**What is required**
Take every line that has the string "JSON" and copy it out.

**Given data**
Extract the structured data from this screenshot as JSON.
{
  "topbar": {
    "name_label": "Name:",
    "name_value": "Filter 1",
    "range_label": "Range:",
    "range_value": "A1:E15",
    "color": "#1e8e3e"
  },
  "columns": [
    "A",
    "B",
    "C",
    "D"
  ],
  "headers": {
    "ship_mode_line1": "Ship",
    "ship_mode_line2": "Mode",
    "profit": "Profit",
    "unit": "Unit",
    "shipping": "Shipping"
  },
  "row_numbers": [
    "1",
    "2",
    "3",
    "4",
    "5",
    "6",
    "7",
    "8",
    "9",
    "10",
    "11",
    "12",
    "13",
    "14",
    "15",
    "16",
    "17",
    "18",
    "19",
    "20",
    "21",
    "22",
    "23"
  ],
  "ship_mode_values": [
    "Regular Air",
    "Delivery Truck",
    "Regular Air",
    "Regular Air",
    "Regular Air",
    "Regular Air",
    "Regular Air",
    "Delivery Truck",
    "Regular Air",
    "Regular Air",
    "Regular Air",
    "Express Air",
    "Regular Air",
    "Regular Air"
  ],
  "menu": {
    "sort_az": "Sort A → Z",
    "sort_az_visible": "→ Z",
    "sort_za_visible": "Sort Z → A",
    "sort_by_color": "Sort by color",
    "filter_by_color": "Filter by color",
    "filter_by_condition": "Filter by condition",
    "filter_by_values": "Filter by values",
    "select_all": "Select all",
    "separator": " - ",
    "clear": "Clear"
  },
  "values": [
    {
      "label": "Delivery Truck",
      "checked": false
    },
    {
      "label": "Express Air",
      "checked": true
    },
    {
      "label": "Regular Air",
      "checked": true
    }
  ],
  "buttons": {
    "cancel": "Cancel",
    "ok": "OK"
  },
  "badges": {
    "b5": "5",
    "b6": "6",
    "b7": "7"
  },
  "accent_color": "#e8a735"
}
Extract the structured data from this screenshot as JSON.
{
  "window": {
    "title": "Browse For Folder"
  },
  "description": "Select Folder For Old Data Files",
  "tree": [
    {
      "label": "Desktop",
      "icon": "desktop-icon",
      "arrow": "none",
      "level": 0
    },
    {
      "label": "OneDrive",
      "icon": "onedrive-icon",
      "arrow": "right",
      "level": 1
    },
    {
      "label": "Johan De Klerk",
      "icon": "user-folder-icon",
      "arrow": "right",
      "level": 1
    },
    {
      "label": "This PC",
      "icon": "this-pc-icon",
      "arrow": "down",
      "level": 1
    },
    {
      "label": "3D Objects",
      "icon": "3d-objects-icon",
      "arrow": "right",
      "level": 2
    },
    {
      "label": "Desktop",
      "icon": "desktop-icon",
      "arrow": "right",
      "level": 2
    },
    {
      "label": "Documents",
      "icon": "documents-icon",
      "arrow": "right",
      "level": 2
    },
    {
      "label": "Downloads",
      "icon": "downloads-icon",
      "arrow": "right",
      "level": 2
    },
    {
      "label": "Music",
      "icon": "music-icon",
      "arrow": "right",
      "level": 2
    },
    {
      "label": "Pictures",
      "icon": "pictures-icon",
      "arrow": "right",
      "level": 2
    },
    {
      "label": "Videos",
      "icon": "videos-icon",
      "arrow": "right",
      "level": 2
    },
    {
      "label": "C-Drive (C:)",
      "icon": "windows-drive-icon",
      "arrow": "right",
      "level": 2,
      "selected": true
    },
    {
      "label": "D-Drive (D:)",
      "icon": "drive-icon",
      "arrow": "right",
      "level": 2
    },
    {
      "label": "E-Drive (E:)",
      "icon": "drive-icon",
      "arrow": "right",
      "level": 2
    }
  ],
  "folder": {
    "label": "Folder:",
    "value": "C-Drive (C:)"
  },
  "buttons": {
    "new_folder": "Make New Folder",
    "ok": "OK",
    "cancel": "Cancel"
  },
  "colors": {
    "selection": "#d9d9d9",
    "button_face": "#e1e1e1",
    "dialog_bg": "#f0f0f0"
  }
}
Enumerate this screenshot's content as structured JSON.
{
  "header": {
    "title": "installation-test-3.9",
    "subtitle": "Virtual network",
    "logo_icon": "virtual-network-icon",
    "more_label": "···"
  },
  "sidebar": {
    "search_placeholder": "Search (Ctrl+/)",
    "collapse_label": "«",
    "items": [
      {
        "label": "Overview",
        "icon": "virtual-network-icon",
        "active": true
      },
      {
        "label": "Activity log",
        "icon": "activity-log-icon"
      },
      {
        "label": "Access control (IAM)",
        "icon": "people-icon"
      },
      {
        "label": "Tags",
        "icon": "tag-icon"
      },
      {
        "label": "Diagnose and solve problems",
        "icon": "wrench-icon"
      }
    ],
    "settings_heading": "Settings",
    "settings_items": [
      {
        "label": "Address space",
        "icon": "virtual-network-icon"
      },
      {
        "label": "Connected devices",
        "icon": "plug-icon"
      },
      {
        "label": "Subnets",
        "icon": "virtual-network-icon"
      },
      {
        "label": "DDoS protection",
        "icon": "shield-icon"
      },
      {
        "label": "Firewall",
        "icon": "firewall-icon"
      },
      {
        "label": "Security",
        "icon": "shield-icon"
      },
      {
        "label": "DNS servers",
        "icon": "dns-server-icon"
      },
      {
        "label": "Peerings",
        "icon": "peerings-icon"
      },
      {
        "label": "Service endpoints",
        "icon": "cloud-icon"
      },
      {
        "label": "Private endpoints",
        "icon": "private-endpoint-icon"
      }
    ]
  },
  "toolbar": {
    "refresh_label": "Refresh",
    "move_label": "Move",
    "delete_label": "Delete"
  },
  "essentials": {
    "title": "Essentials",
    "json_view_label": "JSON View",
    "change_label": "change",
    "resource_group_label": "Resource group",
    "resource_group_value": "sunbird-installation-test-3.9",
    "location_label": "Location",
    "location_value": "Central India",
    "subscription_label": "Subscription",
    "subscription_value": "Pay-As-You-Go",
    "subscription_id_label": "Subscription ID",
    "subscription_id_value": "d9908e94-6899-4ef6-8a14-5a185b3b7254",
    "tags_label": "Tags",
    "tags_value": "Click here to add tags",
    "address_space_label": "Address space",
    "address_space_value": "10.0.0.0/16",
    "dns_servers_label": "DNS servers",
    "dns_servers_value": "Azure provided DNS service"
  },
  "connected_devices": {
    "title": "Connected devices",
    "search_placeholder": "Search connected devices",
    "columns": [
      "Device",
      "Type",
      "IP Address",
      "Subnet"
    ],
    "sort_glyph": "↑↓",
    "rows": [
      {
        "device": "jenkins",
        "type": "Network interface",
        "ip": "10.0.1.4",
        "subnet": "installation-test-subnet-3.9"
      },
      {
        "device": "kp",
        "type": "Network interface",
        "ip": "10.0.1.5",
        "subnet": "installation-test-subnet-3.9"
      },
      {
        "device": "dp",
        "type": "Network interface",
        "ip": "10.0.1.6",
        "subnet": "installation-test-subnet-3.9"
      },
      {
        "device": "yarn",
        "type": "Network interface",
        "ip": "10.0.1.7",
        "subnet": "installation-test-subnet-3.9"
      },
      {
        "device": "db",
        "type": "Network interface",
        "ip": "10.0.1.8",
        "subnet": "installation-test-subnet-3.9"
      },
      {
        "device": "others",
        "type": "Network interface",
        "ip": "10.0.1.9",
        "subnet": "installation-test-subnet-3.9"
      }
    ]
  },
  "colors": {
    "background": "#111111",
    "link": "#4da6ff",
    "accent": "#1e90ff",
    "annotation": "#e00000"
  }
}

**Exercise output**
Extract the structured data from this screenshot as JSON.
Extract the structured data from this screenshot as JSON.
Enumerate this screenshot's content as structured JSON.
    "json_view_label": "JSON View",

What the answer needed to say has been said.